- _What you need to do_
Quote every line as given.
++++
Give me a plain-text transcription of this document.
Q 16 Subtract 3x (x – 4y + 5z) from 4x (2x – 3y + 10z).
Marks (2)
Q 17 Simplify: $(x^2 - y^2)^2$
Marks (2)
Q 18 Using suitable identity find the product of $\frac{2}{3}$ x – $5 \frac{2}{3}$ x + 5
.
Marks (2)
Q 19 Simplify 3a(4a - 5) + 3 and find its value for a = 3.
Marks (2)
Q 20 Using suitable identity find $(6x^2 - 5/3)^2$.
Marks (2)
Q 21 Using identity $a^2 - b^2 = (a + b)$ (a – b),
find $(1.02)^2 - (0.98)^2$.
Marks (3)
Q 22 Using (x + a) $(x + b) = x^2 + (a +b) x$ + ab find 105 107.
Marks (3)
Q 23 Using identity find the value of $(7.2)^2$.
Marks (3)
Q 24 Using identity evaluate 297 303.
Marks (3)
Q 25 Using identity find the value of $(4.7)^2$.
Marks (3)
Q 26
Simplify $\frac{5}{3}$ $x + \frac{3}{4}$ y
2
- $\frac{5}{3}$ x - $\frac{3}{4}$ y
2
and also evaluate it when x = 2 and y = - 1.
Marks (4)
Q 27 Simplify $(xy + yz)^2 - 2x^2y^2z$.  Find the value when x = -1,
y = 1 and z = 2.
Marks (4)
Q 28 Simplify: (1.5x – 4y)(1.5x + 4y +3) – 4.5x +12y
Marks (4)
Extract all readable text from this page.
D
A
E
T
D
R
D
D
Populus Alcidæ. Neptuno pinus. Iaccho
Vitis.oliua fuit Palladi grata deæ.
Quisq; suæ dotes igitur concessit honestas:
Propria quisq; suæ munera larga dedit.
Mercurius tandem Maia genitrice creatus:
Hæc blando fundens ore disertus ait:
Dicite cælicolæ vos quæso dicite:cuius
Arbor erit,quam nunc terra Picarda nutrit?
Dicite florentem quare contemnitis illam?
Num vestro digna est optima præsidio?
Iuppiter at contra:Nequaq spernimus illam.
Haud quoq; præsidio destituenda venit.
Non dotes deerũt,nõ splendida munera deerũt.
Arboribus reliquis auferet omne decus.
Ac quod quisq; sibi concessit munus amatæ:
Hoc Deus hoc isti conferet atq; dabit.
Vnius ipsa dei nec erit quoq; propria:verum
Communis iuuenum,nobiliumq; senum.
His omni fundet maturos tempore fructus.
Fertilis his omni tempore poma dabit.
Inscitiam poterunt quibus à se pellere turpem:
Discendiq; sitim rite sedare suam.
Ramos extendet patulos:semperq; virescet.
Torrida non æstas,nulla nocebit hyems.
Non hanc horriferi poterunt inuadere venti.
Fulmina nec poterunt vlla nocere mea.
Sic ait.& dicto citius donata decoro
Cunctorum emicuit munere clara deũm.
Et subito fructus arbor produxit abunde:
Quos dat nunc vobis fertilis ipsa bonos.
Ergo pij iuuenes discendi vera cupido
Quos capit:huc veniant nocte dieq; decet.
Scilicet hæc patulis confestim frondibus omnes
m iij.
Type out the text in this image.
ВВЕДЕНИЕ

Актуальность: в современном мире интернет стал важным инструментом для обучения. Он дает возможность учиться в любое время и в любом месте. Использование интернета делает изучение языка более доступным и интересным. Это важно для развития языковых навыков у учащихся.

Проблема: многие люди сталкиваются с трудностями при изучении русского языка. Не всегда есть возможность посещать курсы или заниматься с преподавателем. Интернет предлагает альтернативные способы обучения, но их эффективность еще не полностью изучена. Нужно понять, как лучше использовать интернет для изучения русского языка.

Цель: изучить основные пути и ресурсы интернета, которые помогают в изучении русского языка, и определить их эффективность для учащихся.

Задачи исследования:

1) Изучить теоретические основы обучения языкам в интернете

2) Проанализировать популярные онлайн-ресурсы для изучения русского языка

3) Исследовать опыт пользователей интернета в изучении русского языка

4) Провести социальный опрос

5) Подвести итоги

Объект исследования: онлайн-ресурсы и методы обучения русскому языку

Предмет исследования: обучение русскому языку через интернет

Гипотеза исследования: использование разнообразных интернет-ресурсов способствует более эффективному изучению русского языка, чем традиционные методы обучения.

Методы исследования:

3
++++
- _Answer below_
Give me a plain-text transcription of this document.
Q 16 Subtract 3x (x – 4y + 5z) from 4x (2x – 3y + 10z).
Marks (2)
Q 17 Simplify: $(x^2 - y^2)^2$
Marks (2)
Q 18 Using suitable identity find the product of $\frac{2}{3}$ x – $5 \frac{2}{3}$ x + 5
.
Marks (2)
Q 19 Simplify 3a(4a - 5) + 3 and find its value for a = 3.
Marks (2)
Q 20 Using suitable identity find $(6x^2 - 5/3)^2$.
Marks (2)
Q 21 Using identity $a^2 - b^2 = (a + b)$ (a – b),
find $(1.02)^2 - (0.98)^2$.
Marks (3)
Q 22 Using (x + a) $(x + b) = x^2 + (a +b) x$ + ab find 105 107.
Marks (3)
Q 23 Using identity find the value of $(7.2)^2$.
Marks (3)
Q 24 Using identity evaluate 297 303.
Marks (3)
Q 25 Using identity find the value of $(4.7)^2$.
Marks (3)
Q 26
Simplify $\frac{5}{3}$ $x + \frac{3}{4}$ y
2
- $\frac{5}{3}$ x - $\frac{3}{4}$ y
2
and also evaluate it when x = 2 and y = - 1.
Marks (4)
Q 27 Simplify $(xy + yz)^2 - 2x^2y^2z$.  Find the value when x = -1,
y = 1 and z = 2.
Marks (4)
Q 28 Simplify: (1.5x – 4y)(1.5x + 4y +3) – 4.5x +12y
Marks (4)
Extract all readable text from this page.
D
A
E
T
D
R
D
D
Populus Alcidæ. Neptuno pinus. Iaccho
Vitis.oliua fuit Palladi grata deæ.
Quisq; suæ dotes igitur concessit honestas:
Propria quisq; suæ munera larga dedit.
Mercurius tandem Maia genitrice creatus:
Hæc blando fundens ore disertus ait:
Dicite cælicolæ vos quæso dicite:cuius
Arbor erit,quam nunc terra Picarda nutrit?
Dicite florentem quare contemnitis illam?
Num vestro digna est optima præsidio?
Iuppiter at contra:Nequaq spernimus illam.
Haud quoq; præsidio destituenda venit.
Non dotes deerũt,nõ splendida munera deerũt.
Arboribus reliquis auferet omne decus.
Ac quod quisq; sibi concessit munus amatæ:
Hoc Deus hoc isti conferet atq; dabit.
Vnius ipsa dei nec erit quoq; propria:verum
Communis iuuenum,nobiliumq; senum.
His omni fundet maturos tempore fructus.
Fertilis his omni tempore poma dabit.
Inscitiam poterunt quibus à se pellere turpem:
Discendiq; sitim rite sedare suam.
Ramos extendet patulos:semperq; virescet.
Torrida non æstas,nulla nocebit hyems.
Non hanc horriferi poterunt inuadere venti.
Fulmina nec poterunt vlla nocere mea.
Sic ait.& dicto citius donata decoro
Cunctorum emicuit munere clara deũm.
Et subito fructus arbor produxit abunde:
Quos dat nunc vobis fertilis ipsa bonos.
Ergo pij iuuenes discendi vera cupido
Quos capit:huc veniant nocte dieq; decet.
Scilicet hæc patulis confestim frondibus omnes
m iij.
Type out the text in this image.
ВВЕДЕНИЕ

Актуальность: в современном мире интернет стал важным инструментом для обучения. Он дает возможность учиться в любое время и в любом месте. Использование интернета делает изучение языка более доступным и интересным. Это важно для развития языковых навыков у учащихся.

Проблема: многие люди сталкиваются с трудностями при изучении русского языка. Не всегда есть возможность посещать курсы или заниматься с преподавателем. Интернет предлагает альтернативные способы обучения, но их эффективность еще не полностью изучена. Нужно понять, как лучше использовать интернет для изучения русского языка.

Цель: изучить основные пути и ресурсы интернета, которые помогают в изучении русского языка, и определить их эффективность для учащихся.

Задачи исследования:

1) Изучить теоретические основы обучения языкам в интернете

2) Проанализировать популярные онлайн-ресурсы для изучения русского языка

3) Исследовать опыт пользователей интернета в изучении русского языка

4) Провести социальный опрос

5) Подвести итоги

Объект исследования: онлайн-ресурсы и методы обучения русскому языку

Предмет исследования: обучение русскому языку через интернет

Гипотеза исследования: использование разнообразных интернет-ресурсов способствует более эффективному изучению русского языка, чем традиционные методы обучения.

Методы исследования:

3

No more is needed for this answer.